Problem to work on -> Print out each entry below exactly, please.

Records from a collection of figures
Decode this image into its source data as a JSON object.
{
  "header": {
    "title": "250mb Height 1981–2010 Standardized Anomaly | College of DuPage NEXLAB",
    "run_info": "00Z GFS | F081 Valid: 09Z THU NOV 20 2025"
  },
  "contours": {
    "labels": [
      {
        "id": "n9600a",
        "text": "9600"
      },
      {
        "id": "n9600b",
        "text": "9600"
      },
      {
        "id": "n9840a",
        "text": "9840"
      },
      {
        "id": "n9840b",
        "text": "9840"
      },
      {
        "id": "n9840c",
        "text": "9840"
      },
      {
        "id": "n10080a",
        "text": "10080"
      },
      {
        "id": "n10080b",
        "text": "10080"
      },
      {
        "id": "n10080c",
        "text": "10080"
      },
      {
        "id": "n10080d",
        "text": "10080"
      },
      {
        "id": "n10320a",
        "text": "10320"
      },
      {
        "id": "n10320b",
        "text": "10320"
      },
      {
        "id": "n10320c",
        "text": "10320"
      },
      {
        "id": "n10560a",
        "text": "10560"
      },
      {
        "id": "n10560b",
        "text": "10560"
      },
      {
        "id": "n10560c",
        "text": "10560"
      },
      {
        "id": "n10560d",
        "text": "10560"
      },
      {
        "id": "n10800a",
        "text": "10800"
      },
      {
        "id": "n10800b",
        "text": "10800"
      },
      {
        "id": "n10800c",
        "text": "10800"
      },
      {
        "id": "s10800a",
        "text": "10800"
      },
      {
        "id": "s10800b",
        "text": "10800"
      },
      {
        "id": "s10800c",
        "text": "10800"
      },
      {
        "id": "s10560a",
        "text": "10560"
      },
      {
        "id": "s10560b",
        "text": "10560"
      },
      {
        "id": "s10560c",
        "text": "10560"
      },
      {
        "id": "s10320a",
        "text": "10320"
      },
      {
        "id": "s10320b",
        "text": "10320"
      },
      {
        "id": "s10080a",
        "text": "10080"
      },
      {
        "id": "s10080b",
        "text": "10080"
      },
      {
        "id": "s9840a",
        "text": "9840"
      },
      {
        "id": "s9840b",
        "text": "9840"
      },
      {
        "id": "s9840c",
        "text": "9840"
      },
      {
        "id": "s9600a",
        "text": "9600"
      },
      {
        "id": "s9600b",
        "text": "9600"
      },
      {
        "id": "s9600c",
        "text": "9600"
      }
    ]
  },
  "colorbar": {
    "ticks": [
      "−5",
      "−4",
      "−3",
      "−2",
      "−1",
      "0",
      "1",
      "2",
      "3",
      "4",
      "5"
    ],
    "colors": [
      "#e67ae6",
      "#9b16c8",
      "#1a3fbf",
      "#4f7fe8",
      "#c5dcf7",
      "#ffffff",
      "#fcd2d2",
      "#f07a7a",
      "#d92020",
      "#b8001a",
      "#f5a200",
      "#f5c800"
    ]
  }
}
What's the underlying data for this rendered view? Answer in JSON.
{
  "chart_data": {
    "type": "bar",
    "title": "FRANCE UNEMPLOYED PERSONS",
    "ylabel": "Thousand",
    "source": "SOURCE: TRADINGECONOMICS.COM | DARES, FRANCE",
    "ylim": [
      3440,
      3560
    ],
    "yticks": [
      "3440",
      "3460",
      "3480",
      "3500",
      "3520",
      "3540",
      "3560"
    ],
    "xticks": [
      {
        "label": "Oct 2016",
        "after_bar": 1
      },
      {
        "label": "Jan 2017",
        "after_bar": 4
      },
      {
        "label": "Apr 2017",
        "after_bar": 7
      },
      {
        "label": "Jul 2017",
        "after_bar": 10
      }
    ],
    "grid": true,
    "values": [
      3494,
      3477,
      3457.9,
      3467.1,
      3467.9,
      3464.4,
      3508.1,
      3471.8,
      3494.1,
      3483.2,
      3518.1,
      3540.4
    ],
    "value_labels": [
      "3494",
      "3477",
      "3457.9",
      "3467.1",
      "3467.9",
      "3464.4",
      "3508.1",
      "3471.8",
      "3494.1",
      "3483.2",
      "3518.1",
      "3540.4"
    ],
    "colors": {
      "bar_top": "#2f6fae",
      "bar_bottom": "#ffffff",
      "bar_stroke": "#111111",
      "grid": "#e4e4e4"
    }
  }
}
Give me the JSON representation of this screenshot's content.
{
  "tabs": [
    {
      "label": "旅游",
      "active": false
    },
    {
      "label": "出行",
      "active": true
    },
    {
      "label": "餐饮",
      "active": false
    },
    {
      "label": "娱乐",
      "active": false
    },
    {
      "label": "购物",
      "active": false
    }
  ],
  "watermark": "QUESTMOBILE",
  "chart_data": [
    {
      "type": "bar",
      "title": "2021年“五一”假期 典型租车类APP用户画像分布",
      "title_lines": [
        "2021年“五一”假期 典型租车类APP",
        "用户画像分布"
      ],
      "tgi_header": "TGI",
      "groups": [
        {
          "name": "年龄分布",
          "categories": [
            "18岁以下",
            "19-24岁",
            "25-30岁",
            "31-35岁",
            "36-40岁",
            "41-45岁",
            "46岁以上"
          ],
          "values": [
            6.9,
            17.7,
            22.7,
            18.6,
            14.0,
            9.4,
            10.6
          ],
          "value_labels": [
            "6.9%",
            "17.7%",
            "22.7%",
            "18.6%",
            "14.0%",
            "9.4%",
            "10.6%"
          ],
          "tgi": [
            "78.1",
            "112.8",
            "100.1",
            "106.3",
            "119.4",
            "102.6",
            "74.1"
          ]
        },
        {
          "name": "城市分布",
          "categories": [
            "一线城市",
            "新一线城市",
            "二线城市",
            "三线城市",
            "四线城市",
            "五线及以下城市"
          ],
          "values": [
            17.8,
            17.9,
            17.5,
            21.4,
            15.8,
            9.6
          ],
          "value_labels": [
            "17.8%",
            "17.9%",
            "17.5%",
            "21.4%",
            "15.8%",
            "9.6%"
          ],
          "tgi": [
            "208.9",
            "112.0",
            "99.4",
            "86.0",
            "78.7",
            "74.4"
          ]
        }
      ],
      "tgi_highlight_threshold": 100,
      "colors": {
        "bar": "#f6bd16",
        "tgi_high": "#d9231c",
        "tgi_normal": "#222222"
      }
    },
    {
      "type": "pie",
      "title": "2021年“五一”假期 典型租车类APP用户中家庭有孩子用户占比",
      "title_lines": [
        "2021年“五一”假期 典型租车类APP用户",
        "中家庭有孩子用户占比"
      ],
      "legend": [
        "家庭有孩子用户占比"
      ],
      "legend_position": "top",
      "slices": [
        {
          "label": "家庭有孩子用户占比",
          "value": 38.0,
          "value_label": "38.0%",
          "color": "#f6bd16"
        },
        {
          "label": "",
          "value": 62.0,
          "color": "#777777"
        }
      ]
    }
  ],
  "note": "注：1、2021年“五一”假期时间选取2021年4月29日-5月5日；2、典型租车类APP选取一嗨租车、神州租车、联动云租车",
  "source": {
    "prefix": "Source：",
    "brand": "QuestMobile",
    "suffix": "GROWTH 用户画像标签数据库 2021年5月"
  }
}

Problem solution ->
Decode this image into its source data as a JSON object.
{
  "header": {
    "title": "250mb Height 1981–2010 Standardized Anomaly | College of DuPage NEXLAB",
    "run_info": "00Z GFS | F081 Valid: 09Z THU NOV 20 2025"
  },
  "contours": {
    "labels": [
      {
        "id": "n9600a",
        "text": "9600"
      },
      {
        "id": "n9600b",
        "text": "9600"
      },
      {
        "id": "n9840a",
        "text": "9840"
      },
      {
        "id": "n9840b",
        "text": "9840"
      },
      {
        "id": "n9840c",
        "text": "9840"
      },
      {
        "id": "n10080a",
        "text": "10080"
      },
      {
        "id": "n10080b",
        "text": "10080"
      },
      {
        "id": "n10080c",
        "text": "10080"
      },
      {
        "id": "n10080d",
        "text": "10080"
      },
      {
        "id": "n10320a",
        "text": "10320"
      },
      {
        "id": "n10320b",
        "text": "10320"
      },
      {
        "id": "n10320c",
        "text": "10320"
      },
      {
        "id": "n10560a",
        "text": "10560"
      },
      {
        "id": "n10560b",
        "text": "10560"
      },
      {
        "id": "n10560c",
        "text": "10560"
      },
      {
        "id": "n10560d",
        "text": "10560"
      },
      {
        "id": "n10800a",
        "text": "10800"
      },
      {
        "id": "n10800b",
        "text": "10800"
      },
      {
        "id": "n10800c",
        "text": "10800"
      },
      {
        "id": "s10800a",
        "text": "10800"
      },
      {
        "id": "s10800b",
        "text": "10800"
      },
      {
        "id": "s10800c",
        "text": "10800"
      },
      {
        "id": "s10560a",
        "text": "10560"
      },
      {
        "id": "s10560b",
        "text": "10560"
      },
      {
        "id": "s10560c",
        "text": "10560"
      },
      {
        "id": "s10320a",
        "text": "10320"
      },
      {
        "id": "s10320b",
        "text": "10320"
      },
      {
        "id": "s10080a",
        "text": "10080"
      },
      {
        "id": "s10080b",
        "text": "10080"
      },
      {
        "id": "s9840a",
        "text": "9840"
      },
      {
        "id": "s9840b",
        "text": "9840"
      },
      {
        "id": "s9840c",
        "text": "9840"
      },
      {
        "id": "s9600a",
        "text": "9600"
      },
      {
        "id": "s9600b",
        "text": "9600"
      },
      {
        "id": "s9600c",
        "text": "9600"
      }
    ]
  },
  "colorbar": {
    "ticks": [
      "−5",
      "−4",
      "−3",
      "−2",
      "−1",
      "0",
      "1",
      "2",
      "3",
      "4",
      "5"
    ],
    "colors": [
      "#e67ae6",
      "#9b16c8",
      "#1a3fbf",
      "#4f7fe8",
      "#c5dcf7",
      "#ffffff",
      "#fcd2d2",
      "#f07a7a",
      "#d92020",
      "#b8001a",
      "#f5a200",
      "#f5c800"
    ]
  }
}
What's the underlying data for this rendered view? Answer in JSON.
{
  "chart_data": {
    "type": "bar",
    "title": "FRANCE UNEMPLOYED PERSONS",
    "ylabel": "Thousand",
    "source": "SOURCE: TRADINGECONOMICS.COM | DARES, FRANCE",
    "ylim": [
      3440,
      3560
    ],
    "yticks": [
      "3440",
      "3460",
      "3480",
      "3500",
      "3520",
      "3540",
      "3560"
    ],
    "xticks": [
      {
        "label": "Oct 2016",
        "after_bar": 1
      },
      {
        "label": "Jan 2017",
        "after_bar": 4
      },
      {
        "label": "Apr 2017",
        "after_bar": 7
      },
      {
        "label": "Jul 2017",
        "after_bar": 10
      }
    ],
    "grid": true,
    "values": [
      3494,
      3477,
      3457.9,
      3467.1,
      3467.9,
      3464.4,
      3508.1,
      3471.8,
      3494.1,
      3483.2,
      3518.1,
      3540.4
    ],
    "value_labels": [
      "3494",
      "3477",
      "3457.9",
      "3467.1",
      "3467.9",
      "3464.4",
      "3508.1",
      "3471.8",
      "3494.1",
      "3483.2",
      "3518.1",
      "3540.4"
    ],
    "colors": {
      "bar_top": "#2f6fae",
      "bar_bottom": "#ffffff",
      "bar_stroke": "#111111",
      "grid": "#e4e4e4"
    }
  }
}
Give me the JSON representation of this screenshot's content.
{
  "tabs": [
    {
      "label": "旅游",
      "active": false
    },
    {
      "label": "出行",
      "active": true
    },
    {
      "label": "餐饮",
      "active": false
    },
    {
      "label": "娱乐",
      "active": false
    },
    {
      "label": "购物",
      "active": false
    }
  ],
  "watermark": "QUESTMOBILE",
  "chart_data": [
    {
      "type": "bar",
      "title": "2021年“五一”假期 典型租车类APP用户画像分布",
      "title_lines": [
        "2021年“五一”假期 典型租车类APP",
        "用户画像分布"
      ],
      "tgi_header": "TGI",
      "groups": [
        {
          "name": "年龄分布",
          "categories": [
            "18岁以下",
            "19-24岁",
            "25-30岁",
            "31-35岁",
            "36-40岁",
            "41-45岁",
            "46岁以上"
          ],
          "values": [
            6.9,
            17.7,
            22.7,
            18.6,
            14.0,
            9.4,
            10.6
          ],
          "value_labels": [
            "6.9%",
            "17.7%",
            "22.7%",
            "18.6%",
            "14.0%",
            "9.4%",
            "10.6%"
          ],
          "tgi": [
            "78.1",
            "112.8",
            "100.1",
            "106.3",
            "119.4",
            "102.6",
            "74.1"
          ]
        },
        {
          "name": "城市分布",
          "categories": [
            "一线城市",
            "新一线城市",
            "二线城市",
            "三线城市",
            "四线城市",
            "五线及以下城市"
          ],
          "values": [
            17.8,
            17.9,
            17.5,
            21.4,
            15.8,
            9.6
          ],
          "value_labels": [
            "17.8%",
            "17.9%",
            "17.5%",
            "21.4%",
            "15.8%",
            "9.6%"
          ],
          "tgi": [
            "208.9",
            "112.0",
            "99.4",
            "86.0",
            "78.7",
            "74.4"
          ]
        }
      ],
      "tgi_highlight_threshold": 100,
      "colors": {
        "bar": "#f6bd16",
        "tgi_high": "#d9231c",
        "tgi_normal": "#222222"
      }
    },
    {
      "type": "pie",
      "title": "2021年“五一”假期 典型租车类APP用户中家庭有孩子用户占比",
      "title_lines": [
        "2021年“五一”假期 典型租车类APP用户",
        "中家庭有孩子用户占比"
      ],
      "legend": [
        "家庭有孩子用户占比"
      ],
      "legend_position": "top",
      "slices": [
        {
          "label": "家庭有孩子用户占比",
          "value": 38.0,
          "value_label": "38.0%",
          "color": "#f6bd16"
        },
        {
          "label": "",
          "value": 62.0,
          "color": "#777777"
        }
      ]
    }
  ],
  "note": "注：1、2021年“五一”假期时间选取2021年4月29日-5月5日；2、典型租车类APP选取一嗨租车、神州租车、联动云租车",
  "source": {
    "prefix": "Source：",
    "brand": "QuestMobile",
    "suffix": "GROWTH 用户画像标签数据库 2021年5月"
  }
}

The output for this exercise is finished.